## DATA RECORDS
-- Begin --
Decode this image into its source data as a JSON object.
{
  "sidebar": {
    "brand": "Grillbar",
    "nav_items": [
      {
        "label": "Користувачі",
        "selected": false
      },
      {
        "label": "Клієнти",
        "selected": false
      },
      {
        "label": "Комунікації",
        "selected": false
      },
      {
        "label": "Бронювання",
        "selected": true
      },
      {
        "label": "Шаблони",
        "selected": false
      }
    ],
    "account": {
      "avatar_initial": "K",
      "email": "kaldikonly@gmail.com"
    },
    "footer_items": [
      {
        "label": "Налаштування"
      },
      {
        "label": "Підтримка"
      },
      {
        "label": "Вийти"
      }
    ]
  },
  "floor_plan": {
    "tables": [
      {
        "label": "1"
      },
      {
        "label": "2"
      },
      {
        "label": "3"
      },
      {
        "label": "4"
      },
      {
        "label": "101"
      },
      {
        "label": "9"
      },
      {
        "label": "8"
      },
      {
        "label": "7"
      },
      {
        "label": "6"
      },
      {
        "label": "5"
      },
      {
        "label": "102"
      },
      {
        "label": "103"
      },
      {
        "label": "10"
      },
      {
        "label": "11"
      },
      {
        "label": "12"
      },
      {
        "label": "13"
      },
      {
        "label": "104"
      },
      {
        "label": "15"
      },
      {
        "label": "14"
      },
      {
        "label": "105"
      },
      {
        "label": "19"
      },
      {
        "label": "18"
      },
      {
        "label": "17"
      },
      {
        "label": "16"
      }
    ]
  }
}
-- End --
## WHAT THE TASK ASKS
Reproduce every line of the material above exactly.

## EXERCISE RESPONSE
Decode this image into its source data as a JSON object.
{
  "sidebar": {
    "brand": "Grillbar",
    "nav_items": [
      {
        "label": "Користувачі",
        "selected": false
      },
      {
        "label": "Клієнти",
        "selected": false
      },
      {
        "label": "Комунікації",
        "selected": false
      },
      {
        "label": "Бронювання",
        "selected": true
      },
      {
        "label": "Шаблони",
        "selected": false
      }
    ],
    "account": {
      "avatar_initial": "K",
      "email": "kaldikonly@gmail.com"
    },
    "footer_items": [
      {
        "label": "Налаштування"
      },
      {
        "label": "Підтримка"
      },
      {
        "label": "Вийти"
      }
    ]
  },
  "floor_plan": {
    "tables": [
      {
        "label": "1"
      },
      {
        "label": "2"
      },
      {
        "label": "3"
      },
      {
        "label": "4"
      },
      {
        "label": "101"
      },
      {
        "label": "9"
      },
      {
        "label": "8"
      },
      {
        "label": "7"
      },
      {
        "label": "6"
      },
      {
        "label": "5"
      },
      {
        "label": "102"
      },
      {
        "label": "103"
      },
      {
        "label": "10"
      },
      {
        "label": "11"
      },
      {
        "label": "12"
      },
      {
        "label": "13"
      },
      {
        "label": "104"
      },
      {
        "label": "15"
      },
      {
        "label": "14"
      },
      {
        "label": "105"
      },
      {
        "label": "19"
      },
      {
        "label": "18"
      },
      {
        "label": "17"
      },
      {
        "label": "16"
      }
    ]
  }
}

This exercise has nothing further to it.